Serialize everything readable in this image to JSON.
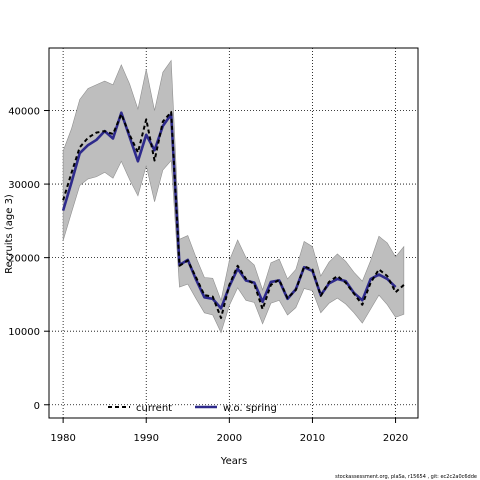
{
  "chart_data": {
    "type": "line",
    "xlabel": "Years",
    "ylabel": "Recruits (age 3)",
    "xlim": [
      1978.3,
      2022.7
    ],
    "ylim": [
      -1800,
      48500
    ],
    "x_ticks": [
      1980,
      1990,
      2000,
      2010,
      2020
    ],
    "y_ticks": [
      0,
      10000,
      20000,
      30000,
      40000
    ],
    "x_tick_labels": [
      "1980",
      "1990",
      "2000",
      "2010",
      "2020"
    ],
    "y_tick_labels": [
      "0",
      "10000",
      "20000",
      "30000",
      "40000"
    ],
    "grid": true,
    "grid_style": "dotted",
    "legend_position": "bottom-left",
    "years": [
      1980,
      1981,
      1982,
      1983,
      1984,
      1985,
      1986,
      1987,
      1988,
      1989,
      1990,
      1991,
      1992,
      1993,
      1994,
      1995,
      1996,
      1997,
      1998,
      1999,
      2000,
      2001,
      2002,
      2003,
      2004,
      2005,
      2006,
      2007,
      2008,
      2009,
      2010,
      2011,
      2012,
      2013,
      2014,
      2015,
      2016,
      2017,
      2018,
      2019,
      2020,
      2021
    ],
    "band": {
      "upper": [
        34500,
        37500,
        41500,
        43000,
        43500,
        44000,
        43500,
        46200,
        43600,
        40200,
        45600,
        40000,
        45200,
        46800,
        22500,
        23000,
        20000,
        17300,
        17200,
        14200,
        19600,
        22400,
        20000,
        19000,
        15600,
        19300,
        19800,
        17100,
        18400,
        22200,
        21500,
        17500,
        19400,
        20500,
        19500,
        18000,
        16800,
        19600,
        22900,
        22000,
        20100,
        21500
      ],
      "lower": [
        22300,
        26100,
        29800,
        30700,
        31000,
        31600,
        30800,
        33100,
        30600,
        28400,
        32500,
        27600,
        31900,
        33200,
        16000,
        16400,
        14400,
        12500,
        12200,
        9800,
        13500,
        15900,
        14200,
        13900,
        11000,
        13800,
        14200,
        12200,
        13200,
        15800,
        15500,
        12500,
        13800,
        14500,
        13700,
        12500,
        11100,
        13000,
        14900,
        13600,
        11900,
        12300
      ]
    },
    "series": [
      {
        "name": "current",
        "color": "#000000",
        "style": "dashed",
        "values": [
          27800,
          31500,
          35000,
          36300,
          37000,
          37200,
          36800,
          39500,
          36700,
          34300,
          38800,
          33200,
          38500,
          39800,
          18900,
          19600,
          17300,
          14900,
          14700,
          11800,
          16300,
          18900,
          17100,
          16400,
          13000,
          16300,
          17000,
          14500,
          15600,
          18800,
          18400,
          14800,
          16700,
          17500,
          16600,
          15100,
          13600,
          16600,
          18400,
          17500,
          15300,
          16300
        ]
      },
      {
        "name": "w.o. spring",
        "color": "#2e2a8c",
        "style": "solid",
        "values": [
          26400,
          30200,
          34200,
          35300,
          36000,
          37200,
          36200,
          39700,
          36400,
          33100,
          36700,
          34600,
          37900,
          39500,
          19000,
          19700,
          17000,
          14600,
          14400,
          13100,
          16100,
          18500,
          16900,
          16600,
          14000,
          16700,
          16900,
          14400,
          15700,
          18700,
          18200,
          14900,
          16500,
          17100,
          16800,
          15200,
          14200,
          17100,
          17700,
          17100,
          16000,
          null
        ]
      }
    ],
    "band_color": "#bebebe"
  },
  "footer": "stockassessment.org, plaSa, r15654 , git: ec2c2a0c6dde"
}
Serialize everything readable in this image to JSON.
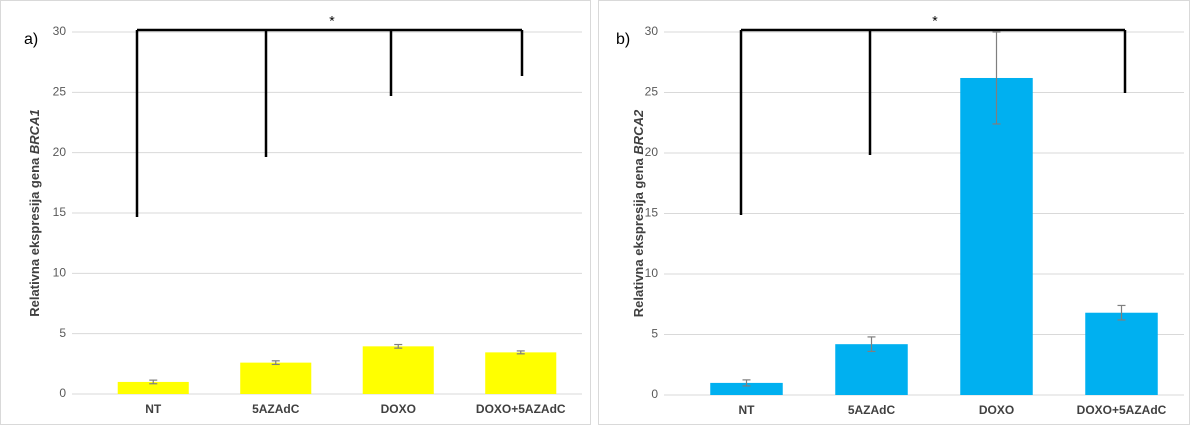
{
  "chart_data": [
    {
      "type": "bar",
      "panel": "a)",
      "ylabel": "Relativna ekspresija gena",
      "ylabel_italic": "BRCA1",
      "significance": "*",
      "categories": [
        "NT",
        "5AZAdC",
        "DOXO",
        "DOXO+5AZAdC"
      ],
      "values": [
        1.0,
        2.6,
        3.95,
        3.45
      ],
      "errors": [
        0.15,
        0.15,
        0.15,
        0.12
      ],
      "color": "#ffff00",
      "ylim": [
        0,
        30
      ],
      "yticks": [
        0,
        5,
        10,
        15,
        20,
        25,
        30
      ],
      "grid": true
    },
    {
      "type": "bar",
      "panel": "b)",
      "ylabel": "Relativna ekspresija gena",
      "ylabel_italic": "BRCA2",
      "significance": "*",
      "categories": [
        "NT",
        "5AZAdC",
        "DOXO",
        "DOXO+5AZAdC"
      ],
      "values": [
        1.0,
        4.2,
        26.2,
        6.8
      ],
      "errors": [
        0.25,
        0.6,
        3.8,
        0.6
      ],
      "color": "#00b0f0",
      "ylim": [
        0,
        30
      ],
      "yticks": [
        0,
        5,
        10,
        15,
        20,
        25,
        30
      ],
      "grid": true
    }
  ]
}
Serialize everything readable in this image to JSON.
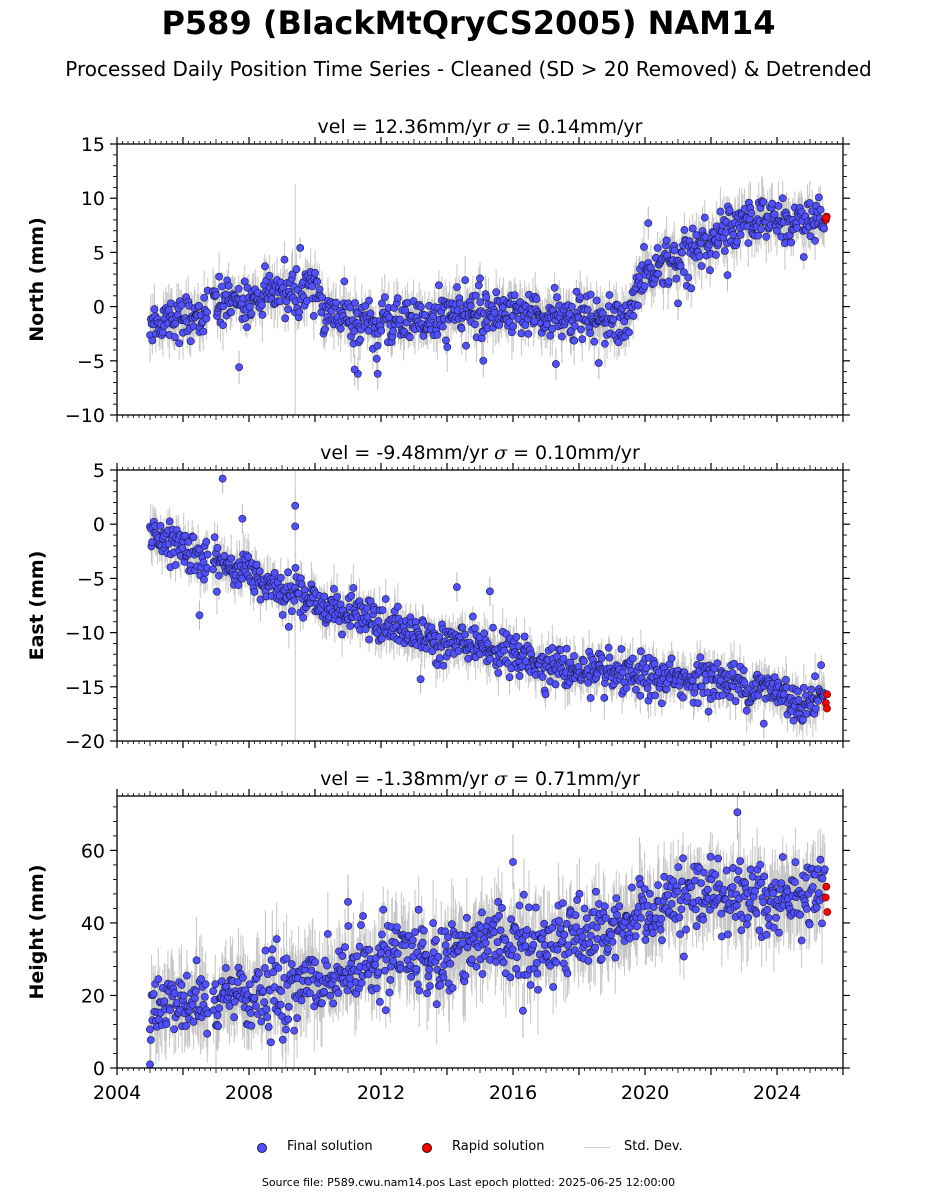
{
  "header": {
    "title": "P589 (BlackMtQryCS2005) NAM14",
    "subtitle": "Processed Daily Position Time Series - Cleaned (SD > 20 Removed) & Detrended"
  },
  "footer": {
    "note": "Source file: P589.cwu.nam14.pos  Last epoch plotted: 2025-06-25 12:00:00"
  },
  "legend": {
    "final": "Final solution",
    "rapid": "Rapid solution",
    "std": "Std. Dev."
  },
  "colors": {
    "final_fill": "#5050ff",
    "final_edge": "#1a1a40",
    "rapid_fill": "#ff0000",
    "errbar": "#bdbdbd"
  },
  "chart_data": [
    {
      "type": "scatter",
      "panel": "north",
      "title_prefix": "vel = 12.36mm/yr",
      "title_sigma": "= 0.14mm/yr",
      "ylabel": "North (mm)",
      "xlim": [
        2004,
        2026
      ],
      "ylim": [
        -10,
        15
      ],
      "yticks": [
        -10,
        -5,
        0,
        5,
        10,
        15
      ],
      "yticklabels": [
        "−10",
        "−5",
        "0",
        "5",
        "10",
        "15"
      ],
      "trend_knots": [
        [
          2005.0,
          -1.6
        ],
        [
          2005.6,
          -1.0
        ],
        [
          2006.5,
          -0.9
        ],
        [
          2006.9,
          0.4
        ],
        [
          2008.0,
          0.4
        ],
        [
          2009.0,
          1.3
        ],
        [
          2009.9,
          1.8
        ],
        [
          2010.3,
          -0.3
        ],
        [
          2011.5,
          -1.5
        ],
        [
          2013.0,
          -1.4
        ],
        [
          2015.0,
          -0.4
        ],
        [
          2016.5,
          -0.7
        ],
        [
          2018.0,
          -1.2
        ],
        [
          2019.0,
          -1.5
        ],
        [
          2019.5,
          -1.6
        ],
        [
          2019.8,
          2.4
        ],
        [
          2020.5,
          3.8
        ],
        [
          2021.5,
          5.2
        ],
        [
          2022.5,
          7.3
        ],
        [
          2023.5,
          8.0
        ],
        [
          2024.5,
          7.8
        ],
        [
          2025.45,
          7.8
        ]
      ],
      "scatter_sd": 1.0,
      "rapid_values": [
        [
          2025.46,
          8.3
        ],
        [
          2025.47,
          8.0
        ],
        [
          2025.48,
          8.2
        ]
      ],
      "outliers": [
        [
          2007.7,
          -5.6
        ],
        [
          2011.3,
          -6.2
        ],
        [
          2011.2,
          -5.8
        ],
        [
          2011.9,
          -6.2
        ],
        [
          2015.1,
          -5.0
        ],
        [
          2017.3,
          -5.3
        ],
        [
          2018.6,
          -5.2
        ],
        [
          2020.1,
          7.7
        ],
        [
          2021.0,
          0.3
        ],
        [
          2022.5,
          2.9
        ],
        [
          2015.0,
          2.6
        ]
      ]
    },
    {
      "type": "scatter",
      "panel": "east",
      "title_prefix": "vel = -9.48mm/yr",
      "title_sigma": "= 0.10mm/yr",
      "ylabel": "East (mm)",
      "xlim": [
        2004,
        2026
      ],
      "ylim": [
        -20,
        5
      ],
      "yticks": [
        -20,
        -15,
        -10,
        -5,
        0,
        5
      ],
      "yticklabels": [
        "−20",
        "−15",
        "−10",
        "−5",
        "0",
        "5"
      ],
      "trend_knots": [
        [
          2005.0,
          -0.5
        ],
        [
          2005.5,
          -1.5
        ],
        [
          2006.0,
          -2.0
        ],
        [
          2006.8,
          -3.8
        ],
        [
          2007.0,
          -3.5
        ],
        [
          2008.0,
          -4.5
        ],
        [
          2009.0,
          -5.8
        ],
        [
          2010.0,
          -7.2
        ],
        [
          2011.0,
          -8.2
        ],
        [
          2012.0,
          -9.2
        ],
        [
          2013.0,
          -10.2
        ],
        [
          2014.0,
          -10.8
        ],
        [
          2015.0,
          -11.3
        ],
        [
          2016.0,
          -12.0
        ],
        [
          2017.0,
          -13.0
        ],
        [
          2018.0,
          -13.6
        ],
        [
          2019.0,
          -14.0
        ],
        [
          2020.0,
          -14.1
        ],
        [
          2021.0,
          -14.3
        ],
        [
          2022.0,
          -14.3
        ],
        [
          2023.0,
          -14.8
        ],
        [
          2024.0,
          -15.4
        ],
        [
          2024.6,
          -16.5
        ],
        [
          2025.0,
          -16.3
        ],
        [
          2025.45,
          -15.3
        ]
      ],
      "scatter_sd": 0.9,
      "rapid_values": [
        [
          2025.46,
          -15.7
        ],
        [
          2025.47,
          -16.5
        ],
        [
          2025.48,
          -17.0
        ]
      ],
      "outliers": [
        [
          2007.2,
          4.2
        ],
        [
          2009.4,
          1.7
        ],
        [
          2009.4,
          -0.2
        ],
        [
          2007.8,
          0.5
        ],
        [
          2006.5,
          -8.4
        ],
        [
          2014.3,
          -5.8
        ],
        [
          2015.3,
          -6.2
        ],
        [
          2013.2,
          -14.3
        ],
        [
          2016.2,
          -14.0
        ],
        [
          2023.6,
          -18.4
        ]
      ]
    },
    {
      "type": "scatter",
      "panel": "height",
      "title_prefix": "vel = -1.38mm/yr",
      "title_sigma": "= 0.71mm/yr",
      "ylabel": "Height (mm)",
      "xlim": [
        2004,
        2026
      ],
      "ylim": [
        0,
        75
      ],
      "yticks": [
        0,
        20,
        40,
        60
      ],
      "yticklabels": [
        "0",
        "20",
        "40",
        "60"
      ],
      "xticks": [
        2004,
        2008,
        2012,
        2016,
        2020,
        2024
      ],
      "xticklabels": [
        "2004",
        "2008",
        "2012",
        "2016",
        "2020",
        "2024"
      ],
      "trend_knots": [
        [
          2005.0,
          14
        ],
        [
          2005.5,
          18
        ],
        [
          2006.5,
          21
        ],
        [
          2006.9,
          14
        ],
        [
          2007.3,
          22
        ],
        [
          2008.0,
          19
        ],
        [
          2009.0,
          21
        ],
        [
          2010.0,
          24
        ],
        [
          2011.0,
          26
        ],
        [
          2012.0,
          29
        ],
        [
          2013.0,
          31
        ],
        [
          2014.0,
          32
        ],
        [
          2015.0,
          35
        ],
        [
          2016.0,
          36
        ],
        [
          2017.0,
          34
        ],
        [
          2018.0,
          37
        ],
        [
          2019.0,
          37
        ],
        [
          2020.0,
          41
        ],
        [
          2021.0,
          46
        ],
        [
          2022.0,
          47
        ],
        [
          2023.0,
          49
        ],
        [
          2024.0,
          46
        ],
        [
          2025.45,
          48
        ]
      ],
      "scatter_sd": 5.0,
      "rapid_values": [
        [
          2025.46,
          50
        ],
        [
          2025.47,
          47
        ],
        [
          2025.48,
          43
        ]
      ],
      "outliers": [
        [
          2022.8,
          70.5
        ],
        [
          2016.3,
          15.8
        ],
        [
          2005.0,
          1.0
        ],
        [
          2011.0,
          45.8
        ],
        [
          2016.0,
          56.8
        ]
      ]
    }
  ]
}
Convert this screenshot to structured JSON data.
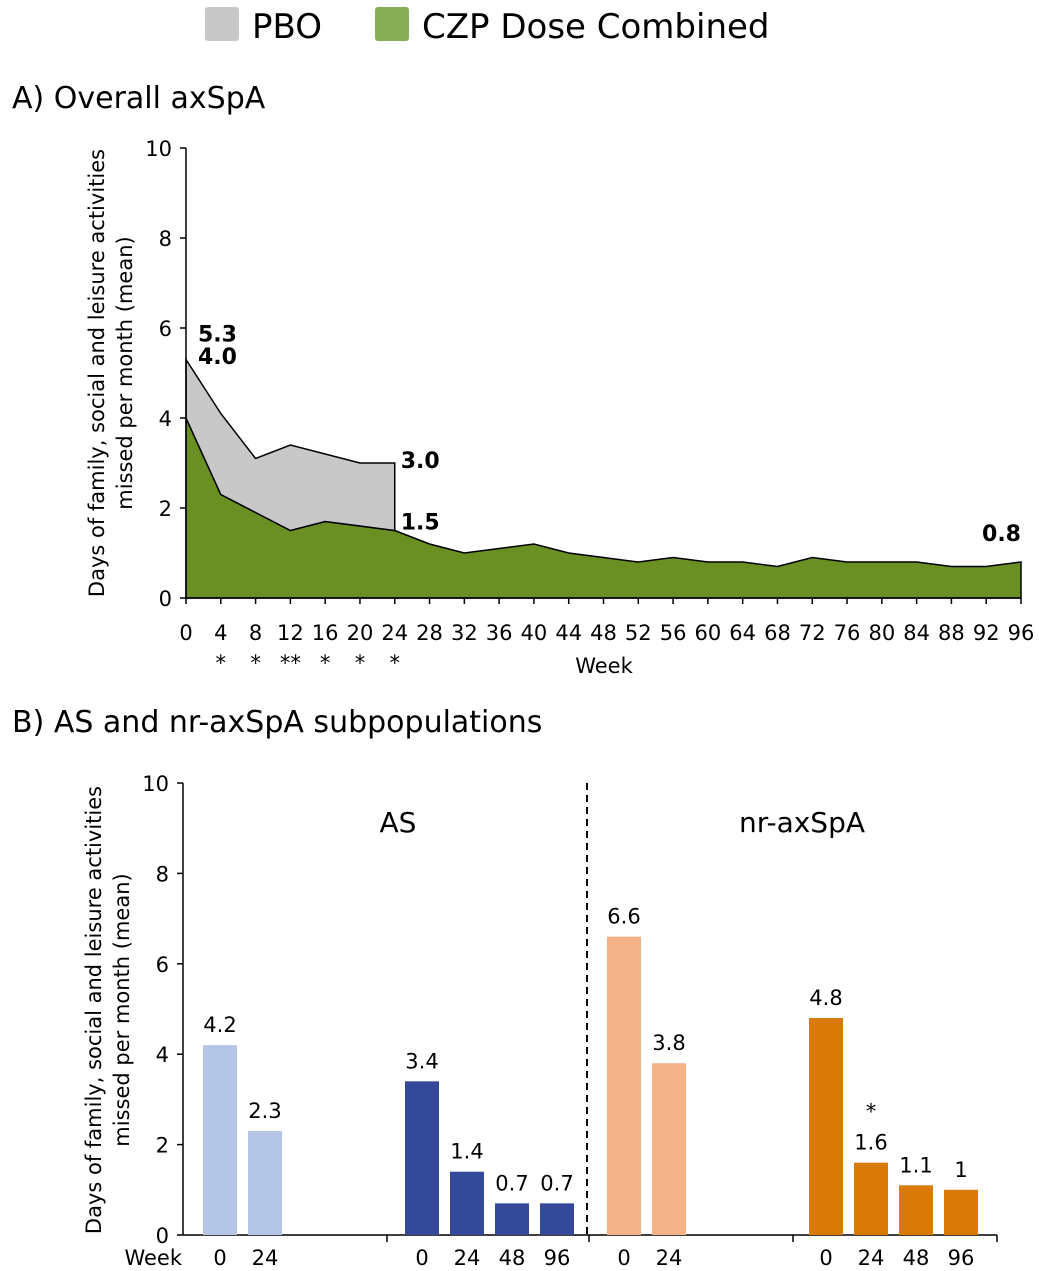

========================================

• EXERCISE BRIEF: Which lines contain the word "panel"? Return each of them.

• RESULT:
      "panel": "a)",
      "panel": "b)",
      "panel": "north",
      "panel": "east",
      "panel": "height",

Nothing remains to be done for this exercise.